## What you are asked to do:
Copy every line of the data in which the word "dengue" occurs.

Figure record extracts
* * *
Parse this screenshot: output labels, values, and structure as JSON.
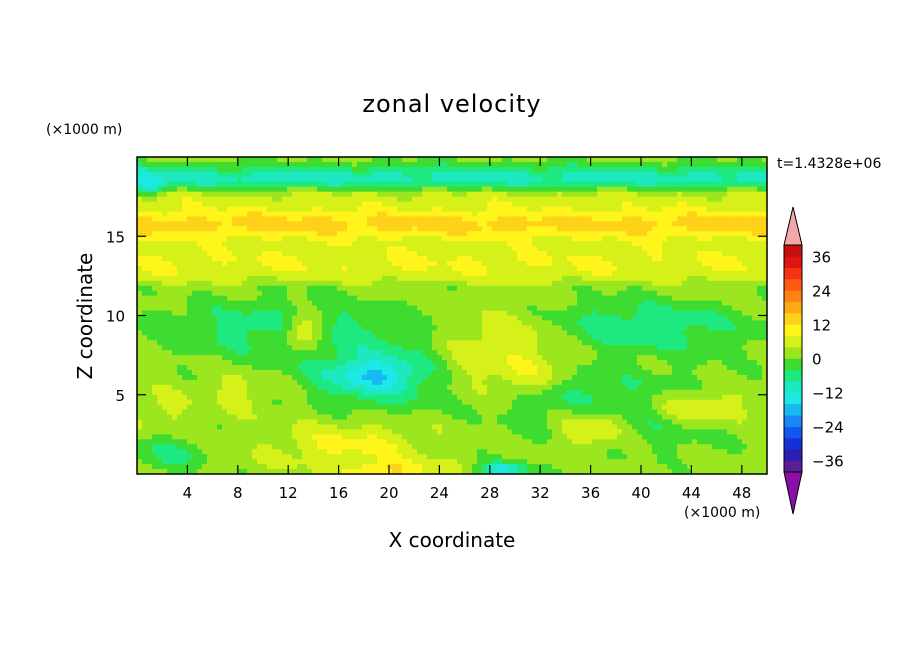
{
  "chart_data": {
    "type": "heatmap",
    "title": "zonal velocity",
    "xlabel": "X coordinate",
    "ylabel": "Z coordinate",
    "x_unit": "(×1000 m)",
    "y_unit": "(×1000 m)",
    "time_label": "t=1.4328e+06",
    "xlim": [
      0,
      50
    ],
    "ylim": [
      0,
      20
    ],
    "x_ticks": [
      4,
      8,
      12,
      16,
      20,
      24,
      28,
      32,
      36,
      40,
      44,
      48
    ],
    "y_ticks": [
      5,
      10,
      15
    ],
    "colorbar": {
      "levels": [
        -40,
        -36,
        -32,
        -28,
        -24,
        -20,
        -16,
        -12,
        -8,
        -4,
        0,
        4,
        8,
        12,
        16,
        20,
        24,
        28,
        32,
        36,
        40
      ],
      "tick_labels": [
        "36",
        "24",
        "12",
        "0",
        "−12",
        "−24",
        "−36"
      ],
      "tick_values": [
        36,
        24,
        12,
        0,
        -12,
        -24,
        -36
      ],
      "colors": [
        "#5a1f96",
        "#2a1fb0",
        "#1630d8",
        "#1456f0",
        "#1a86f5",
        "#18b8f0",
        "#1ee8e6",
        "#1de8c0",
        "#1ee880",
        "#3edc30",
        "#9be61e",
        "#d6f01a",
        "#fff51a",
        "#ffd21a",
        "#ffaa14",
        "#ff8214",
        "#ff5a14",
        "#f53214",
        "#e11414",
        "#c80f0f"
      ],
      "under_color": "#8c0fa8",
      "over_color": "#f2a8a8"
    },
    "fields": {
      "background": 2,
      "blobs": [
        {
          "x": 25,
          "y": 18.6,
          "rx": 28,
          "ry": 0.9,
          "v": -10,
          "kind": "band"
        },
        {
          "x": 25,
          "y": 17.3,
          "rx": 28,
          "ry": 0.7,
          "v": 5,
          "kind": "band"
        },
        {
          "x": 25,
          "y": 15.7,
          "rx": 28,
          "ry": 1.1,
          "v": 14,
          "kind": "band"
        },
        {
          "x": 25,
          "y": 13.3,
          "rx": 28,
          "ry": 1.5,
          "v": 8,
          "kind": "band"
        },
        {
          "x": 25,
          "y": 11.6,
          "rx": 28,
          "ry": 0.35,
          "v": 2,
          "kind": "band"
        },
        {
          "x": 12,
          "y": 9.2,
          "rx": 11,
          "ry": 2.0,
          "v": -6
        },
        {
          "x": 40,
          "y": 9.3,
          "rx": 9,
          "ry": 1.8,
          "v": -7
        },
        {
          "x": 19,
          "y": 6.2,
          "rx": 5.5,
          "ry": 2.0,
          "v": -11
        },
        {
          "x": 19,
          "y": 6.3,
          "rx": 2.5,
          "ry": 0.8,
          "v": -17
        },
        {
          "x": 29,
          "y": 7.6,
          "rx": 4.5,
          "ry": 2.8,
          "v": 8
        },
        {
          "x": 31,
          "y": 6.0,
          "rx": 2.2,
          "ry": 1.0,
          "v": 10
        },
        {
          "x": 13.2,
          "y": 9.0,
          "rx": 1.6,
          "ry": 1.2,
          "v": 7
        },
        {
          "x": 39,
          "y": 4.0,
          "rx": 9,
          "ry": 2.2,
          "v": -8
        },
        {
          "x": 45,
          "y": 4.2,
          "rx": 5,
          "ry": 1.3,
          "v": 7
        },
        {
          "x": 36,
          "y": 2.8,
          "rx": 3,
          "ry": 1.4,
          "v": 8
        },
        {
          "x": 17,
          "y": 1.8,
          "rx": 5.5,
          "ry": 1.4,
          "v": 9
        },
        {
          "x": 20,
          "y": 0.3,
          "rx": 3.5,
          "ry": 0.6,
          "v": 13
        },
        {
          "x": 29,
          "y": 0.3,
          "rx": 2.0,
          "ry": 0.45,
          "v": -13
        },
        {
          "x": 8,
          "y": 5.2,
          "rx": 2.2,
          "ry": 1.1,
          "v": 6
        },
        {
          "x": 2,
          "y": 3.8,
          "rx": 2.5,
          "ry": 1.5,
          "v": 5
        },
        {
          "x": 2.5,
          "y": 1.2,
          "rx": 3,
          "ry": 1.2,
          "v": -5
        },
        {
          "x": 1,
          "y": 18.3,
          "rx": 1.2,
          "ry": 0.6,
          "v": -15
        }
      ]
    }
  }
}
* * *
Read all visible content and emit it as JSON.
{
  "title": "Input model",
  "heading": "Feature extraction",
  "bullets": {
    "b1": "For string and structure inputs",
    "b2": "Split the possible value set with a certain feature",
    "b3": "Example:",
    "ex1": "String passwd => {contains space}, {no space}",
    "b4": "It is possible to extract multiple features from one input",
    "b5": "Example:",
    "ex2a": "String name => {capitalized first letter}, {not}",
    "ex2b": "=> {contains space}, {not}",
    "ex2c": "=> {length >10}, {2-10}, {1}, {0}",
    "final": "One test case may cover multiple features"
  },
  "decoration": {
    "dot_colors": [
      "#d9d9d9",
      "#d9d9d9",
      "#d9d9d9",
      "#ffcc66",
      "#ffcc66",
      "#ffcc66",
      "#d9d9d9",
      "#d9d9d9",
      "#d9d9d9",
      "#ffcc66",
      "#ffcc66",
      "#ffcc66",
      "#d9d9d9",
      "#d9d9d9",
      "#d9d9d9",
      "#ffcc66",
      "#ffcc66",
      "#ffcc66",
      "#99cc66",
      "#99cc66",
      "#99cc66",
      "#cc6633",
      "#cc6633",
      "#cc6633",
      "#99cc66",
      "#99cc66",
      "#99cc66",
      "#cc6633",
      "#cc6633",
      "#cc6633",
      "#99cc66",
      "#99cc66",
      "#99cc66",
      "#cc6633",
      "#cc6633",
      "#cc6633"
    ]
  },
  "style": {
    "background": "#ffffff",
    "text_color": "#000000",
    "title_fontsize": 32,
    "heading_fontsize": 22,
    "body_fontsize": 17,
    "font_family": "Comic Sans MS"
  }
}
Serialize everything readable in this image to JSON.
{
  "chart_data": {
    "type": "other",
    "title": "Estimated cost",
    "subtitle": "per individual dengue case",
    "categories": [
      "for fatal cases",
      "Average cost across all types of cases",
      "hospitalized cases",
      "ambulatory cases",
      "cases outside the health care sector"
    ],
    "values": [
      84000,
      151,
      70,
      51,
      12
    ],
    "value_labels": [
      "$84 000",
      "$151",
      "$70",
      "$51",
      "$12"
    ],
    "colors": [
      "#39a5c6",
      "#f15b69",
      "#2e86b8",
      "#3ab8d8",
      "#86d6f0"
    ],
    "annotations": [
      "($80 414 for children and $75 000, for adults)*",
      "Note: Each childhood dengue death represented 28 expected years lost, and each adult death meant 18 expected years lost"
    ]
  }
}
* * *
## Reply:
    "subtitle": "per individual dengue case",
      "Note: Each childhood dengue death represented 28 expected years lost, and each adult death meant 18 expected years lost"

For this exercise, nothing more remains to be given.